• ROWS:
◆ ◆ ◆ ◆ ◆ ◆ ◆

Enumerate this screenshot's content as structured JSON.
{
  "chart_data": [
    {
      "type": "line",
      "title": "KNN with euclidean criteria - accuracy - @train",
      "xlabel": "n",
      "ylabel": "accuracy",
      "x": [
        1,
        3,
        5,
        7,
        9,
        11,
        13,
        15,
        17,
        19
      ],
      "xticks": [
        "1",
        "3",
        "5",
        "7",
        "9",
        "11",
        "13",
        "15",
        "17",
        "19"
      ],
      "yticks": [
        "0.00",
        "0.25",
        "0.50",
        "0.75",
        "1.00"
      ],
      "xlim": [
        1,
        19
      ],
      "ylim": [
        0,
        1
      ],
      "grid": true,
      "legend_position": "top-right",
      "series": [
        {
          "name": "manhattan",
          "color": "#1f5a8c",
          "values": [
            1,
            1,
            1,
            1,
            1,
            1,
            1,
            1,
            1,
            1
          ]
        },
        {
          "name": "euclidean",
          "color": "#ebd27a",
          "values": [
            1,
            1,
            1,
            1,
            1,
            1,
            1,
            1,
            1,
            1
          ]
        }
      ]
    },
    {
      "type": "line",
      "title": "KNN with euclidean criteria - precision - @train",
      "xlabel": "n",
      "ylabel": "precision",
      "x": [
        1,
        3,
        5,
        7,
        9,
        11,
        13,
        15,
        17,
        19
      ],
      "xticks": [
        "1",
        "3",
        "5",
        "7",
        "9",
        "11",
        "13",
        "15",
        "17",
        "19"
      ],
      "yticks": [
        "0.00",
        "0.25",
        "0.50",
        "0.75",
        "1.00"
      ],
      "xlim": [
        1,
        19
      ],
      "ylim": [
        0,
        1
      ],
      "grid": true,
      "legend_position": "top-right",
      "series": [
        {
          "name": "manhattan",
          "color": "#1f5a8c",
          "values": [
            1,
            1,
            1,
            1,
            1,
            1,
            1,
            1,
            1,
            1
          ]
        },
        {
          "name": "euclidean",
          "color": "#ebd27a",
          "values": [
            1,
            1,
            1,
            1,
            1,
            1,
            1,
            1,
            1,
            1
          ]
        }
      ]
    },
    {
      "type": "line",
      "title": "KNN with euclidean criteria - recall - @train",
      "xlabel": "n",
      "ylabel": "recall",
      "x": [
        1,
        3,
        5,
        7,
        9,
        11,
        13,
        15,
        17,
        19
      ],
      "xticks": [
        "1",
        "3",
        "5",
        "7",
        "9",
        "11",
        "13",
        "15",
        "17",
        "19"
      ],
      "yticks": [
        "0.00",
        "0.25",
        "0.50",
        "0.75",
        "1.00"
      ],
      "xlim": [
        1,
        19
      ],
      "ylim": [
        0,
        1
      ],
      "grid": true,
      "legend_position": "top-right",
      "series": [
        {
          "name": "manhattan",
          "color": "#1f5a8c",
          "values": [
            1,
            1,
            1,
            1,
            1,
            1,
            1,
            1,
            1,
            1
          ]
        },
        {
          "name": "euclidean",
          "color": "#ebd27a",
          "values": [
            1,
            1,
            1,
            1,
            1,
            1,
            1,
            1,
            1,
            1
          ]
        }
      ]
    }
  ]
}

◆ ◆ ◆ ◆ ◆ ◆ ◆

• TASK: Collect, from the material above, every line containing the word "accuracy".

• FULL RESPONSE:
      "title": "KNN with euclidean criteria - accuracy - @train",
      "ylabel": "accuracy",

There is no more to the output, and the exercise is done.